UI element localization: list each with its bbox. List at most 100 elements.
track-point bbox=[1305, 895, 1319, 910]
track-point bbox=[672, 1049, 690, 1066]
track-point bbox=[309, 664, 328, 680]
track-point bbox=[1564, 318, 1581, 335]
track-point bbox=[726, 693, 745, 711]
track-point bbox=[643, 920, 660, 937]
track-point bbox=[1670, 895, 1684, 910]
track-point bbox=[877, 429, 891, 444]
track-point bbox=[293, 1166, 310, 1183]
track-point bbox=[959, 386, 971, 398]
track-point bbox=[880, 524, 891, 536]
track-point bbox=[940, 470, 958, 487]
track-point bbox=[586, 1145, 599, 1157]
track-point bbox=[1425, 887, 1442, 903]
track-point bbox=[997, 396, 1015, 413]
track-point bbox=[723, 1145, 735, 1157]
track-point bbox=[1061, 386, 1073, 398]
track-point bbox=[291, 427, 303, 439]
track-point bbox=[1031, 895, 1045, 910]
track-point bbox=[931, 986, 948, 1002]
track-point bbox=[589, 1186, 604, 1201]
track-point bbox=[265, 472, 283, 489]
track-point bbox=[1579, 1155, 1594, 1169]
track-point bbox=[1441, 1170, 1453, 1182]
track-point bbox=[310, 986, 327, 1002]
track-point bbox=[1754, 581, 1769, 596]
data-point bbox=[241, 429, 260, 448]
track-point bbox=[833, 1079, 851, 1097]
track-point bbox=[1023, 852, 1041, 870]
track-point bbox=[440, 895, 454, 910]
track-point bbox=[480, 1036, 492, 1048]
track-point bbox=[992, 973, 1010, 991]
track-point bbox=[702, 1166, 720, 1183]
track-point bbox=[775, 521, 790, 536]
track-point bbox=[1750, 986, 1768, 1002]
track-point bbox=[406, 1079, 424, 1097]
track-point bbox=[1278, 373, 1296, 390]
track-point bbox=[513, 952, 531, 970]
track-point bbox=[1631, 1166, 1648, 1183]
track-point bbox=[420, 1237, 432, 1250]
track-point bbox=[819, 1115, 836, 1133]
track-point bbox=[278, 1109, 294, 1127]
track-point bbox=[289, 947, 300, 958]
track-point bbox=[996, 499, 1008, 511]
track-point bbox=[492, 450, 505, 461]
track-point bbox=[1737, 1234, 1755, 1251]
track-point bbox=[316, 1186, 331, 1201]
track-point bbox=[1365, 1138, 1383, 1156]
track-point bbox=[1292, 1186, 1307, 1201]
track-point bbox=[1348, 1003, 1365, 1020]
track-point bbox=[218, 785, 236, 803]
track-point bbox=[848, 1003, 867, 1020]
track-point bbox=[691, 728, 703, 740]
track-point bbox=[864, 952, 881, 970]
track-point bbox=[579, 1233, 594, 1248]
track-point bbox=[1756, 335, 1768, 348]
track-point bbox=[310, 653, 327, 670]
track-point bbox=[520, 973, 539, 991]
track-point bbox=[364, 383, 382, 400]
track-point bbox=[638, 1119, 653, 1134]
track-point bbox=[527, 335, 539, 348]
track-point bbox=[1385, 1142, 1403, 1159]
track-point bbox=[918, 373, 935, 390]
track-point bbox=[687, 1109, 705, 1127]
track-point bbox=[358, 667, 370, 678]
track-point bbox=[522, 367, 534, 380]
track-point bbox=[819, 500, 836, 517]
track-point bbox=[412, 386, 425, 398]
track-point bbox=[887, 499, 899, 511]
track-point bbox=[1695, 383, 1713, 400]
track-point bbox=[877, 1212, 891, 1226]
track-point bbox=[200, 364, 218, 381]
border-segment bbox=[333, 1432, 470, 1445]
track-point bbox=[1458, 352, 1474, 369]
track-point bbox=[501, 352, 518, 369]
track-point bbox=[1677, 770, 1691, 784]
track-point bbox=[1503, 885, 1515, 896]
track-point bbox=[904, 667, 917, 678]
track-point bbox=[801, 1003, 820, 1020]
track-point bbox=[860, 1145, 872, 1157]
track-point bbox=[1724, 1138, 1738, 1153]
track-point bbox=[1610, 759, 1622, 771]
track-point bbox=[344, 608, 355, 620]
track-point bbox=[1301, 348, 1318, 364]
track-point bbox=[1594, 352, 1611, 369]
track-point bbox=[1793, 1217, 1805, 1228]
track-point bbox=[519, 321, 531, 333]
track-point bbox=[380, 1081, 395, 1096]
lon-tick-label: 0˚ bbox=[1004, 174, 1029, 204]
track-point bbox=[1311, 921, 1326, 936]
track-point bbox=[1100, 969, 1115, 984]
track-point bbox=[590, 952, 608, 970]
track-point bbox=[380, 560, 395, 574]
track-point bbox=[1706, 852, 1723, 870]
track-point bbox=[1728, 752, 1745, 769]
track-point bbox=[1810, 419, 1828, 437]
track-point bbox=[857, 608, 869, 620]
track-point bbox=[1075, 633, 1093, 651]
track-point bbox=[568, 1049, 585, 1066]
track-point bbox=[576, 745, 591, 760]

=-=-=

- [What the exercise asks]: Starting at the beginning of the material and ending at the line containing "track-point bbox=[880, 524, 891, 536]", write those lines out again with "track-point" switched to "track-marker" and everything else left the same.

- [Task solution]:
UI element localization: list each with its bbox. List at most 100 elements.
track-marker bbox=[1305, 895, 1319, 910]
track-marker bbox=[672, 1049, 690, 1066]
track-marker bbox=[309, 664, 328, 680]
track-marker bbox=[1564, 318, 1581, 335]
track-marker bbox=[726, 693, 745, 711]
track-marker bbox=[643, 920, 660, 937]
track-marker bbox=[1670, 895, 1684, 910]
track-marker bbox=[877, 429, 891, 444]
track-marker bbox=[293, 1166, 310, 1183]
track-marker bbox=[959, 386, 971, 398]
track-marker bbox=[880, 524, 891, 536]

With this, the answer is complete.